**EXERCISE TASK**
Which lines in the records below contain the word "Text"? Find each of them and copy it out in full.

(Spatial annotation entries)
..............................

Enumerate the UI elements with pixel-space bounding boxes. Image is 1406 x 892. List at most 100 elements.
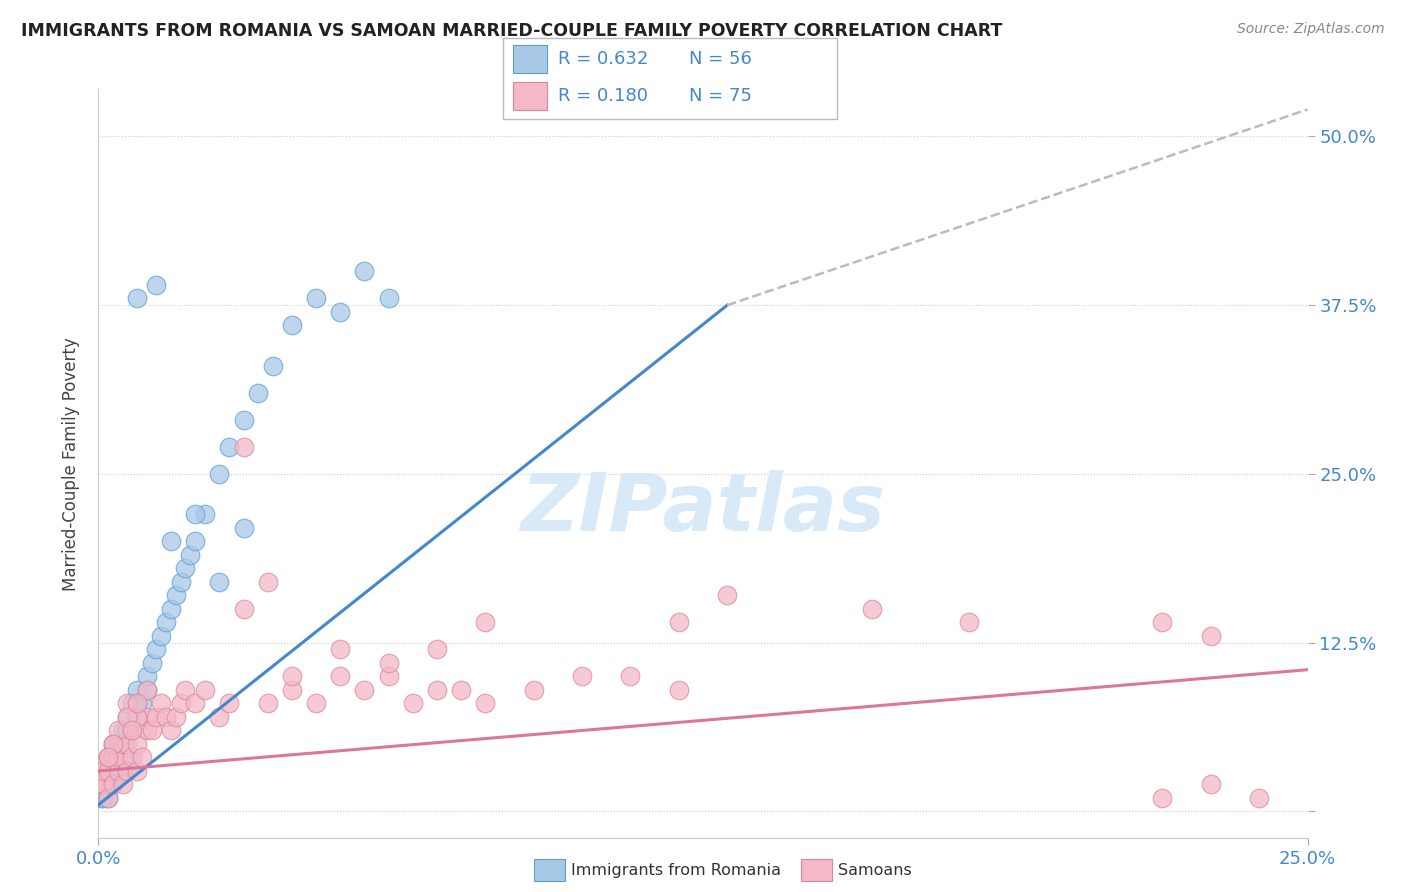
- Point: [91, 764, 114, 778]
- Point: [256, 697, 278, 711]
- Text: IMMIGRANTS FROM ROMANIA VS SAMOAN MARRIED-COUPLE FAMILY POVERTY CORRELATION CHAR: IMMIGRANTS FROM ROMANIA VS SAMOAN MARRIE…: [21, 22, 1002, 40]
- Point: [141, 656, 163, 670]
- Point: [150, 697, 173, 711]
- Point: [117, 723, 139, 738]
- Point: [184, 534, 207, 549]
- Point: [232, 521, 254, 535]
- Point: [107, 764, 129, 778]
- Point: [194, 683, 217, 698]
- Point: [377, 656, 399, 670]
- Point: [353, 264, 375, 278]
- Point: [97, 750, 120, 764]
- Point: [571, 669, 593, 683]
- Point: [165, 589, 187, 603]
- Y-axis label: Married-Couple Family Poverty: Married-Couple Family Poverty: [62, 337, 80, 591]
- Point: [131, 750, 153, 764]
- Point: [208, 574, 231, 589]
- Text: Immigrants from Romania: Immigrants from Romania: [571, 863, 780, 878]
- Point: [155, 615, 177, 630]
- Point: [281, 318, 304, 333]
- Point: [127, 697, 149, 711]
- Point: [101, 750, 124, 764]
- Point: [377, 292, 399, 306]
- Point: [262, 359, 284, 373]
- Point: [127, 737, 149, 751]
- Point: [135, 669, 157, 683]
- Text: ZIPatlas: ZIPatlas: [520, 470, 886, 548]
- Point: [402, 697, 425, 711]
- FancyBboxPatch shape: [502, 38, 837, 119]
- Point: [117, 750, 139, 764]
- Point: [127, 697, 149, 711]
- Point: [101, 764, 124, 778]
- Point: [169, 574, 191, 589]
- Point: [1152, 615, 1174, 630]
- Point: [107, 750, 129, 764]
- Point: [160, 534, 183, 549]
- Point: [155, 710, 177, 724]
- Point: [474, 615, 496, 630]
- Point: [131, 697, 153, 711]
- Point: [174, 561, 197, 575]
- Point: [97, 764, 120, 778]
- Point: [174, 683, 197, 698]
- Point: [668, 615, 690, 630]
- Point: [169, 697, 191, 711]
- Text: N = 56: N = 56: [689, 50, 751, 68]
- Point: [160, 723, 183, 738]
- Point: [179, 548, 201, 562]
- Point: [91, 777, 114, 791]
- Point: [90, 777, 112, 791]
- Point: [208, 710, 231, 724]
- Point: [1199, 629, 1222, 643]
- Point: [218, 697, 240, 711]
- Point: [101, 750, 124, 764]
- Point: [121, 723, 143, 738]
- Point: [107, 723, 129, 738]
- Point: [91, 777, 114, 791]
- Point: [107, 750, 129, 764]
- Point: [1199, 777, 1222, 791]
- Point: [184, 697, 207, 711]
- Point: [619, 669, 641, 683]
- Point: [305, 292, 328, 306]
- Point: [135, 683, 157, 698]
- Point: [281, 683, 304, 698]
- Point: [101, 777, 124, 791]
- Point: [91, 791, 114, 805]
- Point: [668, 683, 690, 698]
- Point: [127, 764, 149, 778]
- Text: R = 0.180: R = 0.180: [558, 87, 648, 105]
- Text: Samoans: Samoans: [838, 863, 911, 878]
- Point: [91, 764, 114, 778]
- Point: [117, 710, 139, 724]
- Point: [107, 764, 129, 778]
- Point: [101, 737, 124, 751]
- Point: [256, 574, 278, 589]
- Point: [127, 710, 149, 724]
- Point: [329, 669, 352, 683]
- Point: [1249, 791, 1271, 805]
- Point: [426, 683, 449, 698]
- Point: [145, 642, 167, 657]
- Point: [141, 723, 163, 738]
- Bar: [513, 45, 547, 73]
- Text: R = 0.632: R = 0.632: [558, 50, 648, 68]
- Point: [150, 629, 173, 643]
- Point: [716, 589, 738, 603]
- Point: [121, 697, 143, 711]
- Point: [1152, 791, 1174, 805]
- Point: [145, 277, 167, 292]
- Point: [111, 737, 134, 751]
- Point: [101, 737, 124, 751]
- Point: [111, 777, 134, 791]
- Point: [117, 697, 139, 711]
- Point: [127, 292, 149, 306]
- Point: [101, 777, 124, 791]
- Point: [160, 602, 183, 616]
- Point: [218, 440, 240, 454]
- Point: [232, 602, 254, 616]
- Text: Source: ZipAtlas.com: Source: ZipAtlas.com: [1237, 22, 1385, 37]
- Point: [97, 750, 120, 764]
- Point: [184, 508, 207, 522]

..............................

**ANSWER**
- Text: IMMIGRANTS FROM ROMANIA VS SAMOAN MARRIED-COUPLE FAMILY POVERTY CORRELATION CHAR: IMMIGRANTS FROM ROMANIA VS SAMOAN MARRIE…: [21, 22, 1002, 40]
- Text: Immigrants from Romania: Immigrants from Romania: [571, 863, 780, 878]
- Text: ZIPatlas: ZIPatlas: [520, 470, 886, 548]
- Text: N = 56: N = 56: [689, 50, 751, 68]
- Text: R = 0.180: R = 0.180: [558, 87, 648, 105]
- Text: Samoans: Samoans: [838, 863, 911, 878]
- Text: R = 0.632: R = 0.632: [558, 50, 648, 68]
- Text: Source: ZipAtlas.com: Source: ZipAtlas.com: [1237, 22, 1385, 37]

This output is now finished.